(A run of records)

-=-=-

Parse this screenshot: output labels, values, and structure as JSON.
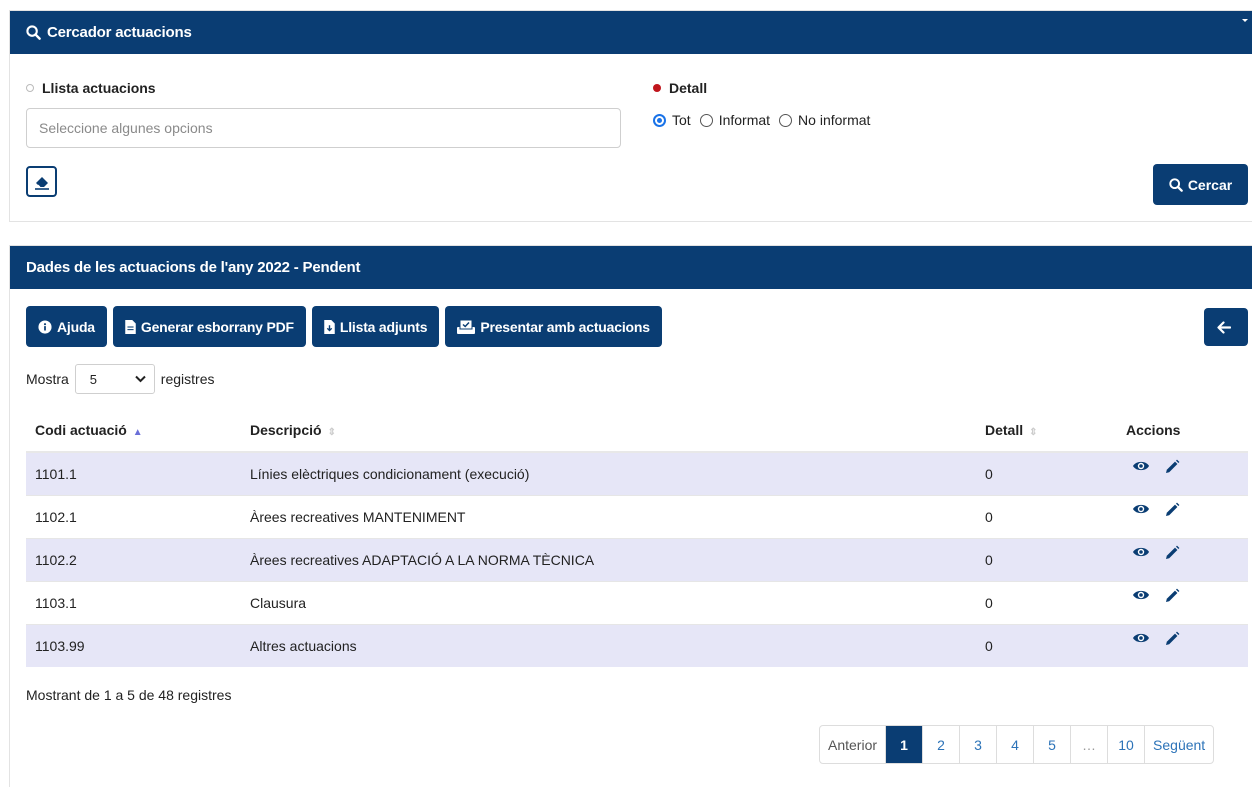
{
  "search": {
    "title": "Cercador actuacions",
    "list_label": "Llista actuacions",
    "list_placeholder": "Seleccione algunes opcions",
    "detail_label": "Detall",
    "radio_options": [
      "Tot",
      "Informat",
      "No informat"
    ],
    "selected_radio": "Tot",
    "search_button": "Cercar"
  },
  "data_panel": {
    "title": "Dades de les actuacions de l'any 2022 - Pendent",
    "buttons": {
      "help": "Ajuda",
      "pdf": "Generar esborrany PDF",
      "attachments": "Llista adjunts",
      "present": "Presentar amb actuacions"
    },
    "length": {
      "prefix": "Mostra",
      "value": "5",
      "suffix": "registres"
    },
    "columns": [
      "Codi actuació",
      "Descripció",
      "Detall",
      "Accions"
    ],
    "rows": [
      {
        "code": "1101.1",
        "desc": "Línies elèctriques condicionament (execució)",
        "detail": "0"
      },
      {
        "code": "1102.1",
        "desc": "Àrees recreatives MANTENIMENT",
        "detail": "0"
      },
      {
        "code": "1102.2",
        "desc": "Àrees recreatives ADAPTACIÓ A LA NORMA TÈCNICA",
        "detail": "0"
      },
      {
        "code": "1103.1",
        "desc": "Clausura",
        "detail": "0"
      },
      {
        "code": "1103.99",
        "desc": "Altres actuacions",
        "detail": "0"
      }
    ],
    "info": "Mostrant de 1 a 5 de 48 registres",
    "pagination": {
      "prev": "Anterior",
      "pages": [
        "1",
        "2",
        "3",
        "4",
        "5",
        "…",
        "10"
      ],
      "next": "Següent",
      "current": "1"
    }
  },
  "colors": {
    "primary": "#0a3d73",
    "row_stripe": "#e6e6f7",
    "radio_active": "#1a73e8",
    "detail_dot": "#c0151c"
  }
}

-=-=-

## Exercise
Make an exact reproduction of the listing above, without any pictures.

## Correct result
Parse this screenshot: output labels, values, and structure as JSON.
{
  "search": {
    "title": "Cercador actuacions",
    "list_label": "Llista actuacions",
    "list_placeholder": "Seleccione algunes opcions",
    "detail_label": "Detall",
    "radio_options": [
      "Tot",
      "Informat",
      "No informat"
    ],
    "selected_radio": "Tot",
    "search_button": "Cercar"
  },
  "data_panel": {
    "title": "Dades de les actuacions de l'any 2022 - Pendent",
    "buttons": {
      "help": "Ajuda",
      "pdf": "Generar esborrany PDF",
      "attachments": "Llista adjunts",
      "present": "Presentar amb actuacions"
    },
    "length": {
      "prefix": "Mostra",
      "value": "5",
      "suffix": "registres"
    },
    "columns": [
      "Codi actuació",
      "Descripció",
      "Detall",
      "Accions"
    ],
    "rows": [
      {
        "code": "1101.1",
        "desc": "Línies elèctriques condicionament (execució)",
        "detail": "0"
      },
      {
        "code": "1102.1",
        "desc": "Àrees recreatives MANTENIMENT",
        "detail": "0"
      },
      {
        "code": "1102.2",
        "desc": "Àrees recreatives ADAPTACIÓ A LA NORMA TÈCNICA",
        "detail": "0"
      },
      {
        "code": "1103.1",
        "desc": "Clausura",
        "detail": "0"
      },
      {
        "code": "1103.99",
        "desc": "Altres actuacions",
        "detail": "0"
      }
    ],
    "info": "Mostrant de 1 a 5 de 48 registres",
    "pagination": {
      "prev": "Anterior",
      "pages": [
        "1",
        "2",
        "3",
        "4",
        "5",
        "…",
        "10"
      ],
      "next": "Següent",
      "current": "1"
    }
  },
  "colors": {
    "primary": "#0a3d73",
    "row_stripe": "#e6e6f7",
    "radio_active": "#1a73e8",
    "detail_dot": "#c0151c"
  }
}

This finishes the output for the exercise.